• _Records shown_

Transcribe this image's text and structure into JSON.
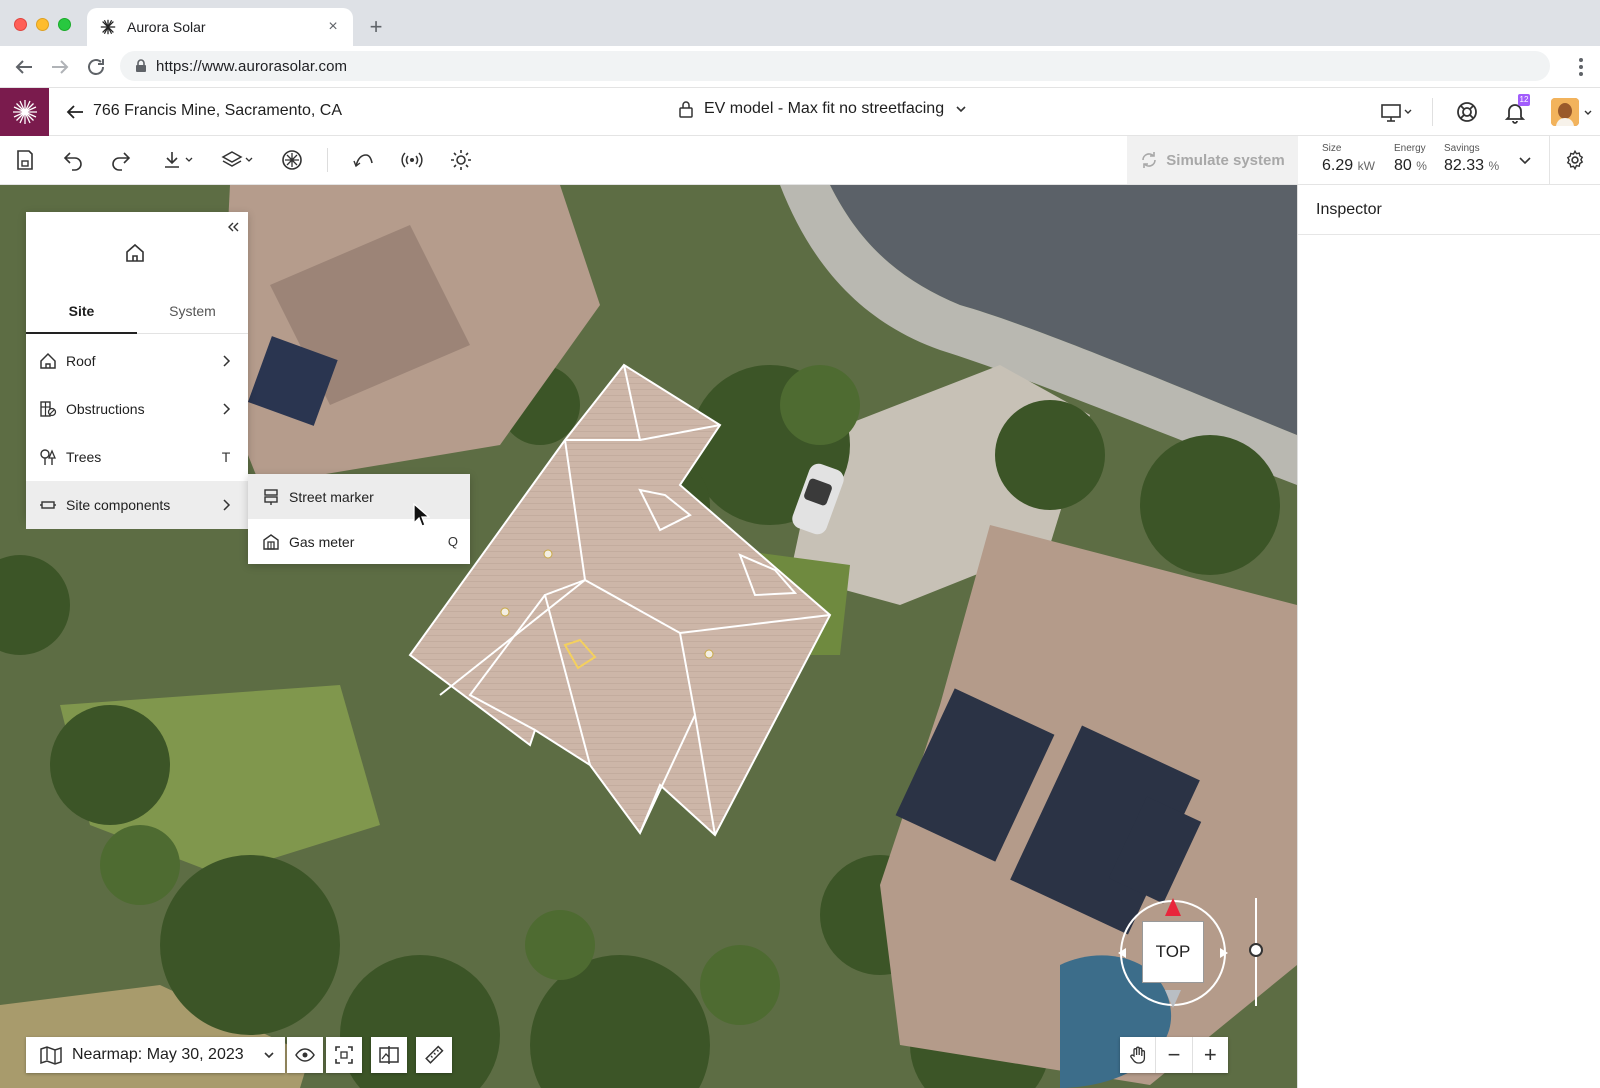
{
  "browser": {
    "tab_title": "Aurora Solar",
    "url": "https://www.aurorasolar.com",
    "new_tab_symbol": "+",
    "close_tab_symbol": "×"
  },
  "header": {
    "address": "766 Francis Mine, Sacramento, CA",
    "design_name": "EV model - Max fit no streetfacing",
    "notification_count": "12"
  },
  "toolbar": {
    "simulate_label": "Simulate system",
    "metrics": [
      {
        "label": "Size",
        "value": "6.29",
        "unit": "kW"
      },
      {
        "label": "Energy",
        "value": "80",
        "unit": "%"
      },
      {
        "label": "Savings",
        "value": "82.33",
        "unit": "%"
      }
    ]
  },
  "inspector": {
    "title": "Inspector"
  },
  "left_panel": {
    "tabs": [
      {
        "label": "Site",
        "active": true
      },
      {
        "label": "System",
        "active": false
      }
    ],
    "items": [
      {
        "label": "Roof",
        "icon": "roof-icon",
        "right": "chevron"
      },
      {
        "label": "Obstructions",
        "icon": "obstructions-icon",
        "right": "chevron"
      },
      {
        "label": "Trees",
        "icon": "tree-icon",
        "right": "T"
      },
      {
        "label": "Site components",
        "icon": "site-components-icon",
        "right": "chevron"
      }
    ]
  },
  "submenu": {
    "items": [
      {
        "label": "Street marker",
        "icon": "street-marker-icon",
        "shortcut": ""
      },
      {
        "label": "Gas meter",
        "icon": "gas-meter-icon",
        "shortcut": "Q"
      }
    ]
  },
  "map": {
    "imagery_label": "Nearmap: May 30, 2023",
    "compass_label": "TOP",
    "zoom_out": "−",
    "zoom_in": "+"
  },
  "colors": {
    "brand": "#7a1b4d",
    "notification_badge": "#a25dfc",
    "compass_north": "#e8263c"
  }
}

• _Task to complete_
Copy the listing exactly. Any image in it stays out of the copy.

• _Answer to this problem_
Transcribe this image's text and structure into JSON.
{
  "browser": {
    "tab_title": "Aurora Solar",
    "url": "https://www.aurorasolar.com",
    "new_tab_symbol": "+",
    "close_tab_symbol": "×"
  },
  "header": {
    "address": "766 Francis Mine, Sacramento, CA",
    "design_name": "EV model - Max fit no streetfacing",
    "notification_count": "12"
  },
  "toolbar": {
    "simulate_label": "Simulate system",
    "metrics": [
      {
        "label": "Size",
        "value": "6.29",
        "unit": "kW"
      },
      {
        "label": "Energy",
        "value": "80",
        "unit": "%"
      },
      {
        "label": "Savings",
        "value": "82.33",
        "unit": "%"
      }
    ]
  },
  "inspector": {
    "title": "Inspector"
  },
  "left_panel": {
    "tabs": [
      {
        "label": "Site",
        "active": true
      },
      {
        "label": "System",
        "active": false
      }
    ],
    "items": [
      {
        "label": "Roof",
        "icon": "roof-icon",
        "right": "chevron"
      },
      {
        "label": "Obstructions",
        "icon": "obstructions-icon",
        "right": "chevron"
      },
      {
        "label": "Trees",
        "icon": "tree-icon",
        "right": "T"
      },
      {
        "label": "Site components",
        "icon": "site-components-icon",
        "right": "chevron"
      }
    ]
  },
  "submenu": {
    "items": [
      {
        "label": "Street marker",
        "icon": "street-marker-icon",
        "shortcut": ""
      },
      {
        "label": "Gas meter",
        "icon": "gas-meter-icon",
        "shortcut": "Q"
      }
    ]
  },
  "map": {
    "imagery_label": "Nearmap: May 30, 2023",
    "compass_label": "TOP",
    "zoom_out": "−",
    "zoom_in": "+"
  },
  "colors": {
    "brand": "#7a1b4d",
    "notification_badge": "#a25dfc",
    "compass_north": "#e8263c"
  }
}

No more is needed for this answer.